EXERCISE |
Repeat every line of the listing below exactly, minus the pictures.

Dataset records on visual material
"""
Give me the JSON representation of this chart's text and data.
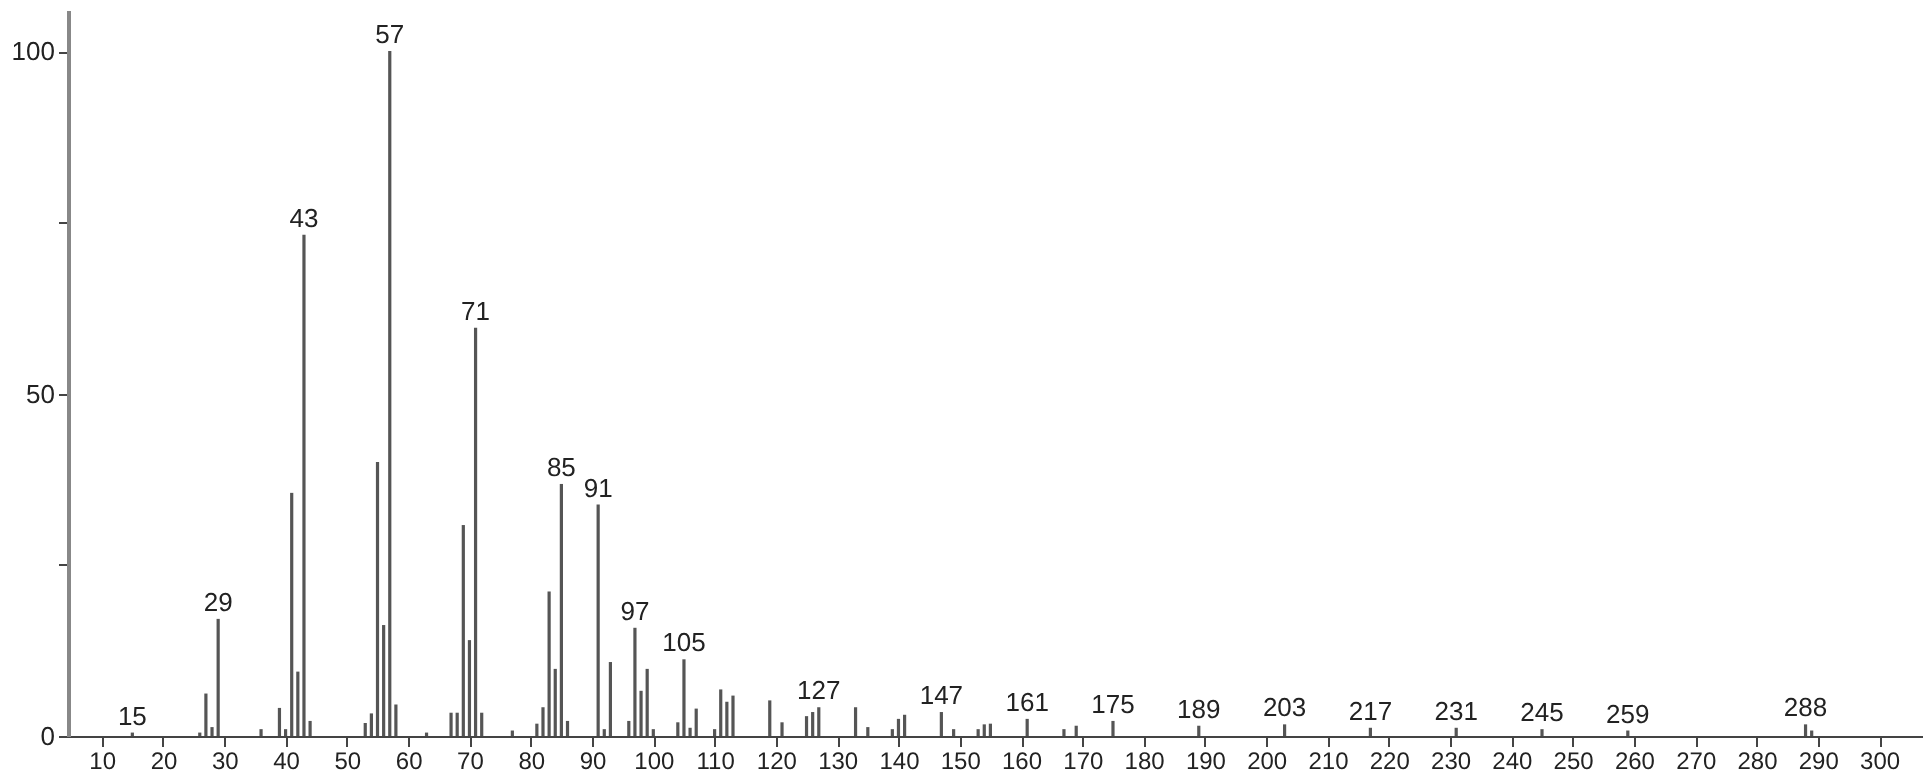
{
  "chart_data": {
    "type": "bar",
    "x": [
      15,
      26,
      27,
      28,
      29,
      36,
      39,
      40,
      41,
      42,
      43,
      44,
      53,
      54,
      55,
      56,
      57,
      58,
      63,
      67,
      68,
      69,
      70,
      71,
      72,
      77,
      81,
      82,
      83,
      84,
      85,
      86,
      91,
      92,
      93,
      96,
      97,
      98,
      99,
      100,
      104,
      105,
      106,
      107,
      110,
      111,
      112,
      113,
      119,
      121,
      125,
      126,
      127,
      133,
      135,
      139,
      140,
      141,
      147,
      149,
      153,
      154,
      155,
      161,
      167,
      169,
      175,
      189,
      203,
      217,
      231,
      245,
      259,
      288,
      289
    ],
    "values": [
      0.5,
      0.5,
      6.2,
      1.3,
      17.1,
      1,
      4.1,
      1,
      35.5,
      9.4,
      73.2,
      2.2,
      1.9,
      3.3,
      40,
      16.2,
      100,
      4.6,
      0.5,
      3.4,
      3.4,
      30.8,
      14,
      59.6,
      3.4,
      0.8,
      1.8,
      4.2,
      21.1,
      9.8,
      36.8,
      2.2,
      33.8,
      1,
      10.8,
      2.2,
      15.8,
      6.6,
      9.8,
      1,
      2,
      11.2,
      1.2,
      4,
      1,
      6.8,
      5,
      5.9,
      5.2,
      2,
      2.9,
      3.5,
      4.2,
      4.2,
      1.3,
      1,
      2.5,
      3.1,
      3.5,
      1,
      1,
      1.7,
      1.8,
      2.5,
      1,
      1.5,
      2.2,
      1.5,
      1.7,
      1.2,
      1.2,
      1,
      0.8,
      1.7,
      0.8
    ],
    "color": "#555555",
    "xlim": [
      4.5,
      307
    ],
    "xticks": [
      10,
      20,
      30,
      40,
      50,
      60,
      70,
      80,
      90,
      100,
      110,
      120,
      130,
      140,
      150,
      160,
      170,
      180,
      190,
      200,
      210,
      220,
      230,
      240,
      250,
      260,
      270,
      280,
      290,
      300
    ],
    "ylim": [
      0,
      106
    ],
    "yticks": [
      0,
      {
        "value": 25,
        "label": null
      },
      50,
      {
        "value": 75,
        "label": null
      },
      100
    ],
    "grid": false,
    "annotations": [
      {
        "text": "15",
        "x": 15,
        "y": 0.5
      },
      {
        "text": "29",
        "x": 29,
        "y": 17.1
      },
      {
        "text": "43",
        "x": 43,
        "y": 73.2
      },
      {
        "text": "57",
        "x": 57,
        "y": 100
      },
      {
        "text": "71",
        "x": 71,
        "y": 59.6
      },
      {
        "text": "85",
        "x": 85,
        "y": 36.8
      },
      {
        "text": "91",
        "x": 91,
        "y": 33.8
      },
      {
        "text": "97",
        "x": 97,
        "y": 15.8
      },
      {
        "text": "105",
        "x": 105,
        "y": 11.2
      },
      {
        "text": "127",
        "x": 127,
        "y": 4.2
      },
      {
        "text": "147",
        "x": 147,
        "y": 3.5
      },
      {
        "text": "161",
        "x": 161,
        "y": 2.5
      },
      {
        "text": "175",
        "x": 175,
        "y": 2.2
      },
      {
        "text": "189",
        "x": 189,
        "y": 1.5
      },
      {
        "text": "203",
        "x": 203,
        "y": 1.7
      },
      {
        "text": "217",
        "x": 217,
        "y": 1.2
      },
      {
        "text": "231",
        "x": 231,
        "y": 1.2
      },
      {
        "text": "245",
        "x": 245,
        "y": 1
      },
      {
        "text": "259",
        "x": 259,
        "y": 0.8
      },
      {
        "text": "288",
        "x": 288,
        "y": 1.7
      }
    ]
  }
}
"""
THE SOLUTION |
Give me the JSON representation of this chart's text and data.
{
  "chart_data": {
    "type": "bar",
    "x": [
      15,
      26,
      27,
      28,
      29,
      36,
      39,
      40,
      41,
      42,
      43,
      44,
      53,
      54,
      55,
      56,
      57,
      58,
      63,
      67,
      68,
      69,
      70,
      71,
      72,
      77,
      81,
      82,
      83,
      84,
      85,
      86,
      91,
      92,
      93,
      96,
      97,
      98,
      99,
      100,
      104,
      105,
      106,
      107,
      110,
      111,
      112,
      113,
      119,
      121,
      125,
      126,
      127,
      133,
      135,
      139,
      140,
      141,
      147,
      149,
      153,
      154,
      155,
      161,
      167,
      169,
      175,
      189,
      203,
      217,
      231,
      245,
      259,
      288,
      289
    ],
    "values": [
      0.5,
      0.5,
      6.2,
      1.3,
      17.1,
      1,
      4.1,
      1,
      35.5,
      9.4,
      73.2,
      2.2,
      1.9,
      3.3,
      40,
      16.2,
      100,
      4.6,
      0.5,
      3.4,
      3.4,
      30.8,
      14,
      59.6,
      3.4,
      0.8,
      1.8,
      4.2,
      21.1,
      9.8,
      36.8,
      2.2,
      33.8,
      1,
      10.8,
      2.2,
      15.8,
      6.6,
      9.8,
      1,
      2,
      11.2,
      1.2,
      4,
      1,
      6.8,
      5,
      5.9,
      5.2,
      2,
      2.9,
      3.5,
      4.2,
      4.2,
      1.3,
      1,
      2.5,
      3.1,
      3.5,
      1,
      1,
      1.7,
      1.8,
      2.5,
      1,
      1.5,
      2.2,
      1.5,
      1.7,
      1.2,
      1.2,
      1,
      0.8,
      1.7,
      0.8
    ],
    "color": "#555555",
    "xlim": [
      4.5,
      307
    ],
    "xticks": [
      10,
      20,
      30,
      40,
      50,
      60,
      70,
      80,
      90,
      100,
      110,
      120,
      130,
      140,
      150,
      160,
      170,
      180,
      190,
      200,
      210,
      220,
      230,
      240,
      250,
      260,
      270,
      280,
      290,
      300
    ],
    "ylim": [
      0,
      106
    ],
    "yticks": [
      0,
      {
        "value": 25,
        "label": null
      },
      50,
      {
        "value": 75,
        "label": null
      },
      100
    ],
    "grid": false,
    "annotations": [
      {
        "text": "15",
        "x": 15,
        "y": 0.5
      },
      {
        "text": "29",
        "x": 29,
        "y": 17.1
      },
      {
        "text": "43",
        "x": 43,
        "y": 73.2
      },
      {
        "text": "57",
        "x": 57,
        "y": 100
      },
      {
        "text": "71",
        "x": 71,
        "y": 59.6
      },
      {
        "text": "85",
        "x": 85,
        "y": 36.8
      },
      {
        "text": "91",
        "x": 91,
        "y": 33.8
      },
      {
        "text": "97",
        "x": 97,
        "y": 15.8
      },
      {
        "text": "105",
        "x": 105,
        "y": 11.2
      },
      {
        "text": "127",
        "x": 127,
        "y": 4.2
      },
      {
        "text": "147",
        "x": 147,
        "y": 3.5
      },
      {
        "text": "161",
        "x": 161,
        "y": 2.5
      },
      {
        "text": "175",
        "x": 175,
        "y": 2.2
      },
      {
        "text": "189",
        "x": 189,
        "y": 1.5
      },
      {
        "text": "203",
        "x": 203,
        "y": 1.7
      },
      {
        "text": "217",
        "x": 217,
        "y": 1.2
      },
      {
        "text": "231",
        "x": 231,
        "y": 1.2
      },
      {
        "text": "245",
        "x": 245,
        "y": 1
      },
      {
        "text": "259",
        "x": 259,
        "y": 0.8
      },
      {
        "text": "288",
        "x": 288,
        "y": 1.7
      }
    ]
  }
}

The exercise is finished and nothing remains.